Saxophonist David Rogers has been compared to John Coltrane for his globally-influenced brand of jazz (Global Rhythm Magazine)—heard from jazz clubs to Carnegie Hall. Latin rhythms, medieval chorales, and freewheeling improvisation.

6 MP3 Songs
JAZZ: World Fusion, JAZZ: Free Jazz



Details:
“[A] visionary jazz and world-music saxophonist/composer”
— Hartford Courant

“Rogers is an inventive and charismatic saxist, and as a bandleader he’s savvy enough
to make optimal use of what he’s got.”
— Global Rhythm Magazine

LINER NOTES (by David Rogers)
I wrote the music for this album with the thought of painting in mind. I wanted to create a series of pieces that would fit together in a broad sense, but with each having a distinct character. A an artist might choose different pigments for each picture in a series, I wrote each piece in adistinct palette of instrumental colors, with its own kind of rhythmic feel, and a different formal structure. In writing them I drew inspiration from a wide variety of musical sources from the voluminous American jazz tradition and from other musics around the world. It was a great joy to work with such a creative, broadminded, and flexible group of musicians who leapt right into each piece, bringing a wealth of ideas and musicality to every one.

• [Collected material]
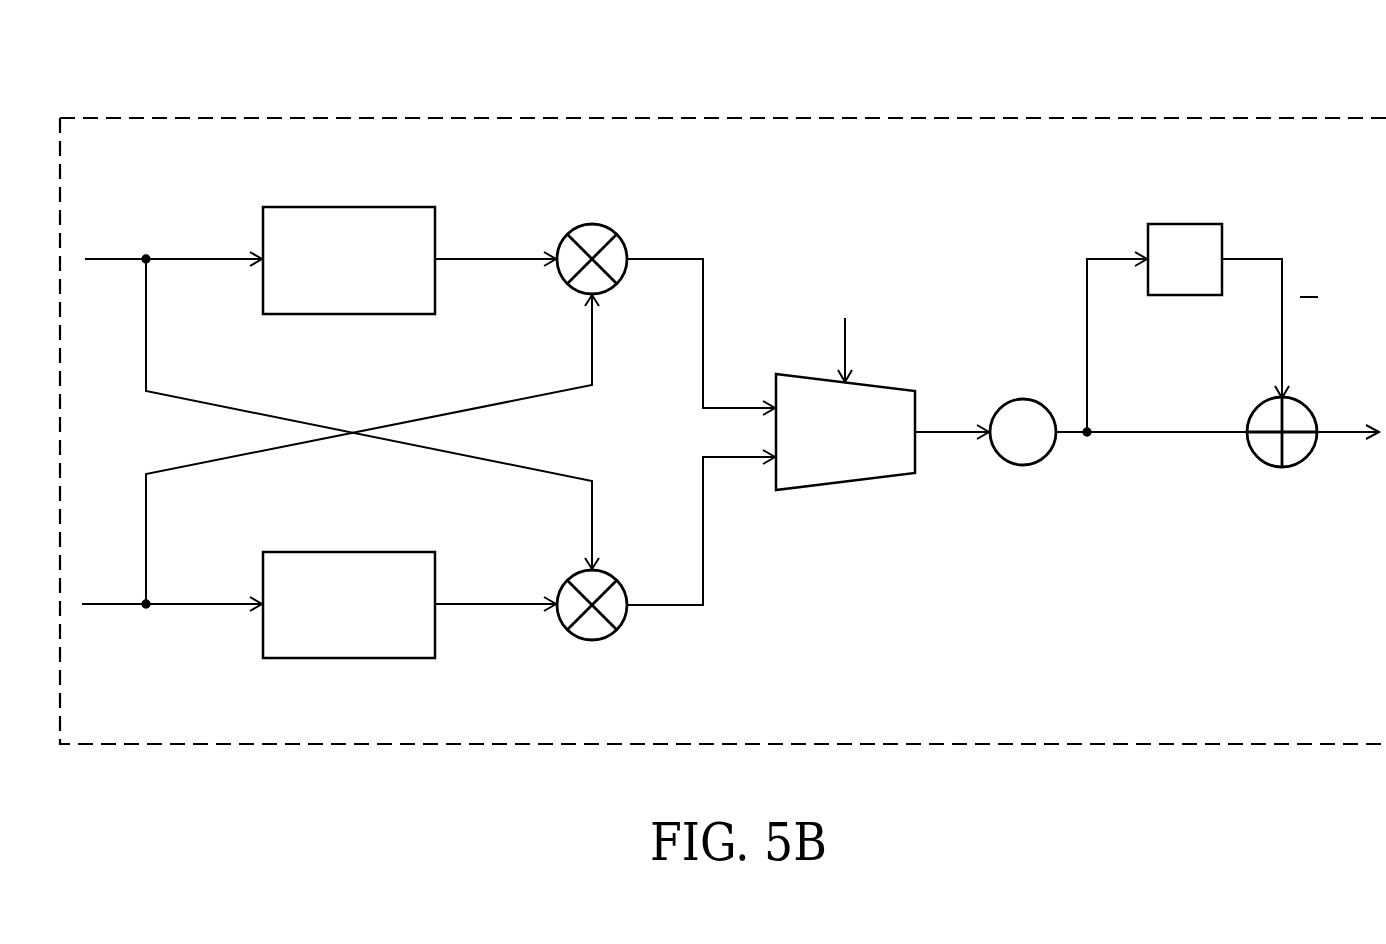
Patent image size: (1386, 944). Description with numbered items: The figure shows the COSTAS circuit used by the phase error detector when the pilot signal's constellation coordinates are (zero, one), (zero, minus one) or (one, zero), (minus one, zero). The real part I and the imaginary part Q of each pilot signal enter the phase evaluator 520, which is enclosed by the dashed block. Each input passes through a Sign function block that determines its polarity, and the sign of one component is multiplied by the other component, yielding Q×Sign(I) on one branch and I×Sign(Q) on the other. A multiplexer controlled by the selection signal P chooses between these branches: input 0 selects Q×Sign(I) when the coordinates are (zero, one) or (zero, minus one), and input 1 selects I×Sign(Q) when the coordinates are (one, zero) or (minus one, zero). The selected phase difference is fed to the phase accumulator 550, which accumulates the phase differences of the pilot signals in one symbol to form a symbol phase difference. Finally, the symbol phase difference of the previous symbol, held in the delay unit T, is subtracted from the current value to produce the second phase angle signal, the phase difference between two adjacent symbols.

• [Directive]
Go on with the David Rogers album page, picking up right after its last sentence. The lines above play no part in this.

• [Task output]
OBOO KETUA NYOM (“Little Stone Song”) was originally a sax solo inspired by and based loosely on gyil (an African xylophone) music of the Dagara and Lobi peoples, and was written for and dedicated to Mark Stone’s then-unborn son Kwame. In this arrangement I added two gyile (taking full advantage of Mark and Gerald) and Gerald’s ever adaptable drumset. The form is a palindrome (ABCBA) with slow, fast, and medium tempo themes; the gyil solo in the fast theme is Mark’s. The end of the slow theme is an African-style melodic syllabization of the title where the sax plays/says like a talking drum: “Oboo ketua, oboo ketua, oboo ketua nyom, oboo ketua nyom.”

DON’T DROP THAT COFFIN! The title of the trio tune came from an image I had of a New Orleans funeral where the joyous march music gets so exciting and the crowd starts dancing so vigorously that someone has to shout out a warning to the pallbearers. “The engineer said it reminded him of circus music; listen for the “saber dance” theme he said he heard in the middle of my solo.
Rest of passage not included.